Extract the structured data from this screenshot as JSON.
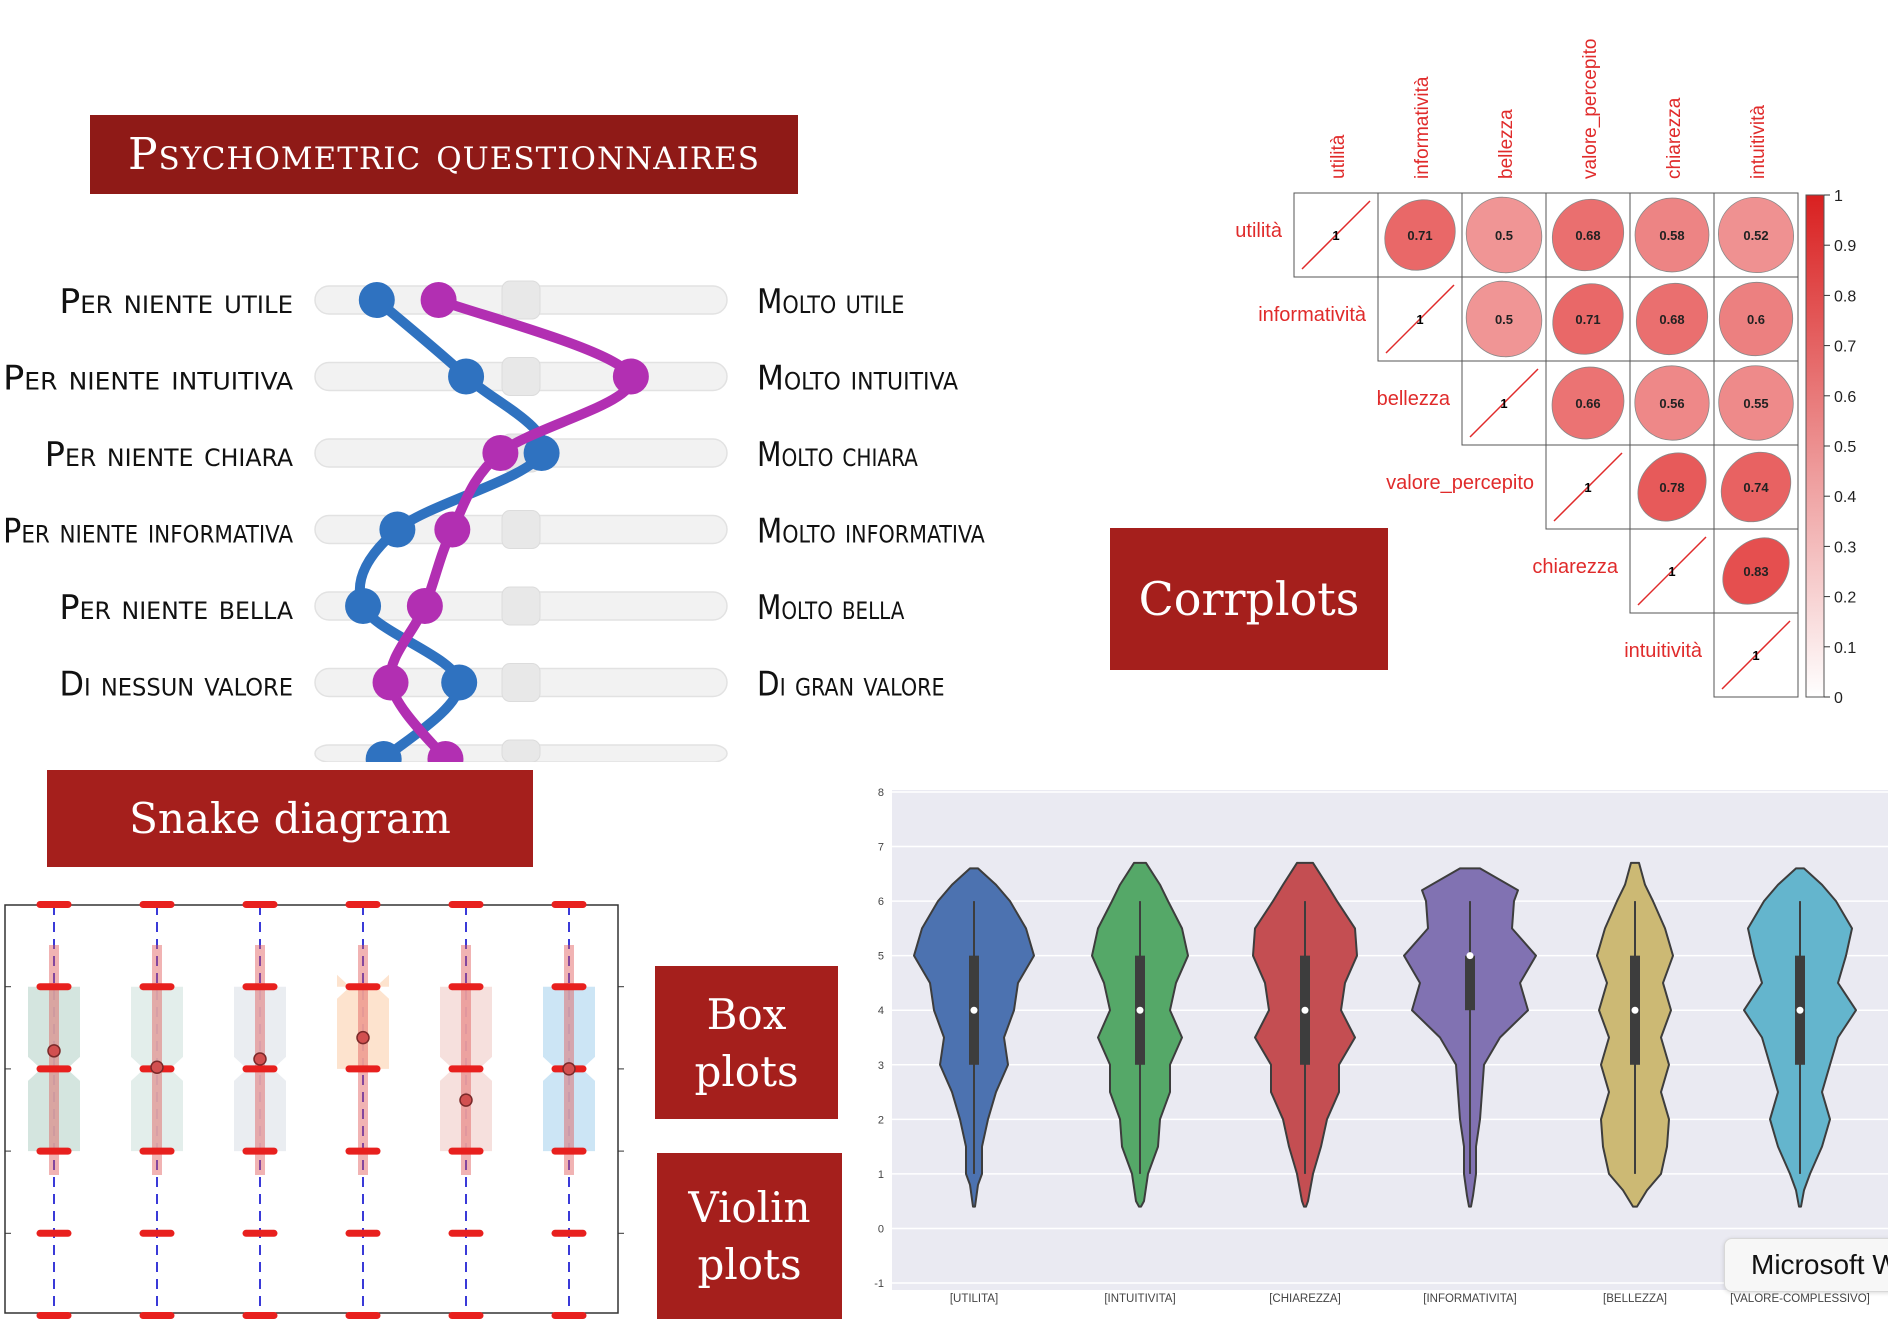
{
  "title": "Psychometric questionnaires",
  "banners": {
    "corrplots": "Corrplots",
    "snake": "Snake diagram",
    "box_line1": "Box",
    "box_line2": "plots",
    "violin_line1": "Violin",
    "violin_line2": "plots"
  },
  "tooltip": "Microsoft W",
  "colors": {
    "banner": "#a51f1c",
    "snake_blue": "#2f72c0",
    "snake_magenta": "#b22fb2",
    "corr_red": "#e02b2b"
  },
  "chart_data": [
    {
      "type": "line",
      "name": "snake diagram",
      "scale_min": 1,
      "scale_max": 7,
      "rows": [
        {
          "left": "Per niente utile",
          "right": "Molto utile"
        },
        {
          "left": "Per niente intuitiva",
          "right": "Molto intuitiva"
        },
        {
          "left": "Per niente chiara",
          "right": "Molto chiara"
        },
        {
          "left": "Per niente informativa",
          "right": "Molto informativa"
        },
        {
          "left": "Per niente bella",
          "right": "Molto bella"
        },
        {
          "left": "Di nessun valore",
          "right": "Di gran valore"
        },
        {
          "left": "",
          "right": ""
        }
      ],
      "series": [
        {
          "color": "#2f72c0",
          "values": [
            1.9,
            3.2,
            4.3,
            2.2,
            1.7,
            3.1,
            2.0
          ]
        },
        {
          "color": "#b22fb2",
          "values": [
            2.8,
            5.6,
            3.7,
            3.0,
            2.6,
            2.1,
            2.9
          ]
        }
      ]
    },
    {
      "type": "heatmap",
      "name": "corrplot",
      "variables": [
        "utilità",
        "informatività",
        "bellezza",
        "valore_percepito",
        "chiarezza",
        "intuitività"
      ],
      "upper": [
        [
          null,
          0.71,
          0.5,
          0.68,
          0.58,
          0.52
        ],
        [
          null,
          null,
          0.5,
          0.71,
          0.68,
          0.6
        ],
        [
          null,
          null,
          null,
          0.66,
          0.56,
          0.55
        ],
        [
          null,
          null,
          null,
          null,
          0.78,
          0.74
        ],
        [
          null,
          null,
          null,
          null,
          null,
          0.83
        ],
        [
          null,
          null,
          null,
          null,
          null,
          null
        ]
      ],
      "colorbar_ticks": [
        "1",
        "0.9",
        "0.8",
        "0.7",
        "0.6",
        "0.5",
        "0.4",
        "0.3",
        "0.2",
        "0.1",
        "0"
      ]
    },
    {
      "type": "bar",
      "name": "box plots",
      "boxes": [
        {
          "q1": 3,
          "q3": 5,
          "median": 4,
          "mean": 4.22,
          "color": "#cfe2dc"
        },
        {
          "q1": 3,
          "q3": 5,
          "median": 4,
          "mean": 4.02,
          "color": "#e0ece9"
        },
        {
          "q1": 3,
          "q3": 5,
          "median": 4,
          "mean": 4.12,
          "color": "#e8ebf0"
        },
        {
          "q1": 4,
          "q3": 5,
          "median": 5,
          "mean": 4.38,
          "color": "#fde0c9"
        },
        {
          "q1": 3,
          "q3": 5,
          "median": 4,
          "mean": 3.62,
          "color": "#f5ddd9"
        },
        {
          "q1": 3,
          "q3": 5,
          "median": 4,
          "mean": 4.0,
          "color": "#c6e2f4"
        }
      ]
    },
    {
      "type": "area",
      "name": "violin plots",
      "categories": [
        "[UTILITA]",
        "[INTUITIVITA]",
        "[CHIAREZZA]",
        "[INFORMATIVITA]",
        "[BELLEZZA]",
        "[VALORE-COMPLESSIVO]"
      ],
      "colors": [
        "#4c72b0",
        "#55a868",
        "#c44e52",
        "#8172b2",
        "#ccb974",
        "#64b5cd"
      ],
      "y_ticks": [
        "8",
        "7",
        "6",
        "5",
        "4",
        "3",
        "2",
        "1",
        "0",
        "-1"
      ],
      "ylim": [
        -1,
        8
      ],
      "medians": [
        4,
        4,
        4,
        5,
        4,
        4
      ],
      "q1": [
        3,
        3,
        3,
        4,
        3,
        3
      ],
      "q3": [
        5,
        5,
        5,
        5,
        5,
        5
      ],
      "whisker_low": [
        1,
        1,
        1,
        1,
        1,
        1
      ],
      "whisker_high": [
        6,
        6,
        6,
        6,
        6,
        6
      ]
    }
  ]
}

▶ **WORK TO BE COMPLETED**
Gather all the lines that include the word "right" and copy them out.

▶ **TASK OUTPUT**
          "right": "Molto utile"
          "right": "Molto intuitiva"
          "right": "Molto chiara"
          "right": "Molto informativa"
          "right": "Molto bella"
          "right": "Di gran valore"
          "right": ""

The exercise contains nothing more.